Given instruction —
Find how many lines hold the word "JSON". Give only the number.

Record list —
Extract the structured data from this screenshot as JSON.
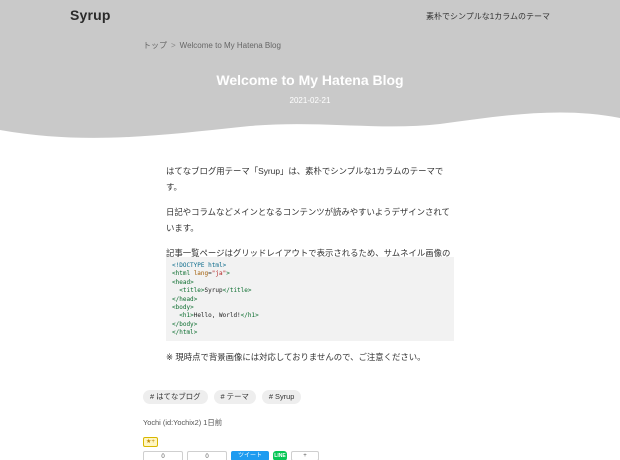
{
  "header": {
    "site_title": "Syrup",
    "site_description": "素朴でシンプルな1カラムのテーマ"
  },
  "breadcrumb": {
    "home": "トップ",
    "separator": ">",
    "current": "Welcome to My Hatena Blog"
  },
  "entry": {
    "title": "Welcome to My Hatena Blog",
    "date": "2021-02-21",
    "paragraphs": [
      "はてなブログ用テーマ「Syrup」は、素朴でシンプルな1カラムのテーマです。",
      "日記やコラムなどメインとなるコンテンツが読みやすいようデザインされています。",
      "記事一覧ページはグリッドレイアウトで表示されるため、サムネイル画像の添付をおすすめします。"
    ],
    "code_lines": [
      "<!DOCTYPE html>",
      "<html lang=\"ja\">",
      "<head>",
      "  <title>Syrup</title>",
      "</head>",
      "<body>",
      "  <h1>Hello, World!</h1>",
      "</body>",
      "</html>"
    ],
    "note": "※ 現時点で背景画像には対応しておりませんので、ご注意ください。"
  },
  "tags": [
    "# はてなブログ",
    "# テーマ",
    "# Syrup"
  ],
  "author": "Yochi (id:Yochix2) 1日前",
  "share": {
    "star_label": "★+",
    "hatena_count": "0",
    "facebook_count": "0",
    "tweet_label": "ツイート",
    "line_label": "LINE",
    "plus_label": "+"
  },
  "colors": {
    "hero_background": "#c9c9c9",
    "page_background": "#ffffff",
    "code_background": "#f2f2f2",
    "tag_background": "#eeeeee"
  }
}
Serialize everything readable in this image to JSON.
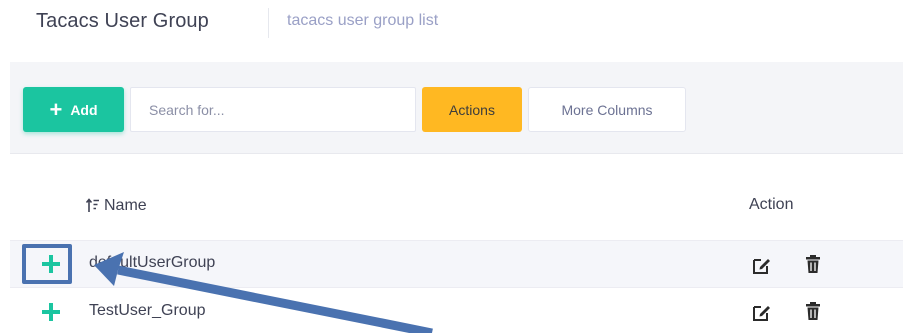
{
  "header": {
    "title": "Tacacs User Group",
    "subtitle": "tacacs user group list"
  },
  "toolbar": {
    "add_label": "Add",
    "search_placeholder": "Search for...",
    "actions_label": "Actions",
    "more_columns_label": "More Columns"
  },
  "table": {
    "columns": [
      "Name",
      "Action"
    ],
    "rows": [
      {
        "name": "defaultUserGroup"
      },
      {
        "name": "TestUser_Group"
      }
    ]
  },
  "colors": {
    "accent_green": "#1bc5a0",
    "actions_yellow": "#ffb822",
    "annotation_blue": "#4a72b0"
  }
}
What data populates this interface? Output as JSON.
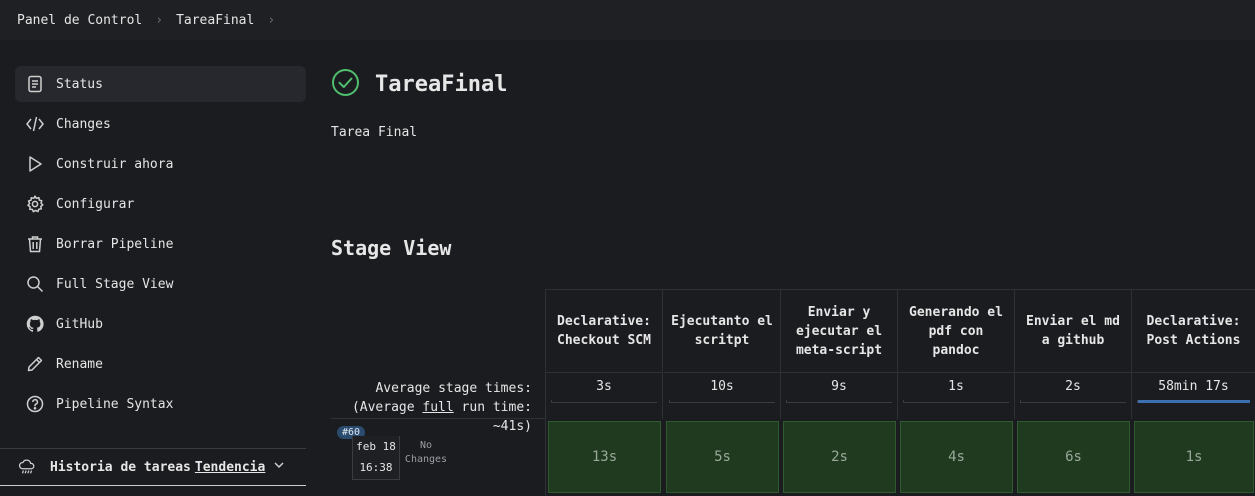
{
  "breadcrumb": {
    "items": [
      "Panel de Control",
      "TareaFinal"
    ]
  },
  "sidebar": {
    "items": [
      {
        "label": "Status",
        "icon": "document-icon"
      },
      {
        "label": "Changes",
        "icon": "code-icon"
      },
      {
        "label": "Construir ahora",
        "icon": "play-icon"
      },
      {
        "label": "Configurar",
        "icon": "gear-icon"
      },
      {
        "label": "Borrar Pipeline",
        "icon": "trash-icon"
      },
      {
        "label": "Full Stage View",
        "icon": "search-icon"
      },
      {
        "label": "GitHub",
        "icon": "github-icon"
      },
      {
        "label": "Rename",
        "icon": "pencil-icon"
      },
      {
        "label": "Pipeline Syntax",
        "icon": "help-icon"
      }
    ],
    "history": {
      "title": "Historia de tareas",
      "trend_link": "Tendencia",
      "icon": "cloud-rain-icon"
    }
  },
  "main": {
    "title": "TareaFinal",
    "status_icon": "success-check-icon",
    "status_color": "#4fbf6e",
    "description": "Tarea Final",
    "stage_view_heading": "Stage View"
  },
  "stage_view": {
    "avg_label_line1": "Average stage times:",
    "avg_label_prefix": "(Average ",
    "avg_label_link": "full",
    "avg_label_suffix": " run time:",
    "avg_label_line3": "~41s)",
    "stages": [
      {
        "name": "Declarative: Checkout SCM",
        "avg": "3s",
        "run": "13s",
        "avg_fraction": 0.0
      },
      {
        "name": "Ejecutanto el scritpt",
        "avg": "10s",
        "run": "5s",
        "avg_fraction": 0.0
      },
      {
        "name": "Enviar y ejecutar el meta-script",
        "avg": "9s",
        "run": "2s",
        "avg_fraction": 0.0
      },
      {
        "name": "Generando el pdf con pandoc",
        "avg": "1s",
        "run": "4s",
        "avg_fraction": 0.0
      },
      {
        "name": "Enviar el md a github",
        "avg": "2s",
        "run": "6s",
        "avg_fraction": 0.0
      },
      {
        "name": "Declarative: Post Actions",
        "avg": "58min 17s",
        "run": "1s",
        "avg_fraction": 1.0
      }
    ],
    "run": {
      "badge": "#60",
      "date": "feb 18",
      "time": "16:38",
      "changes": "No Changes"
    },
    "success_color": "#1f3a1f",
    "progress_color": "#3b6fb0"
  }
}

Result below —
3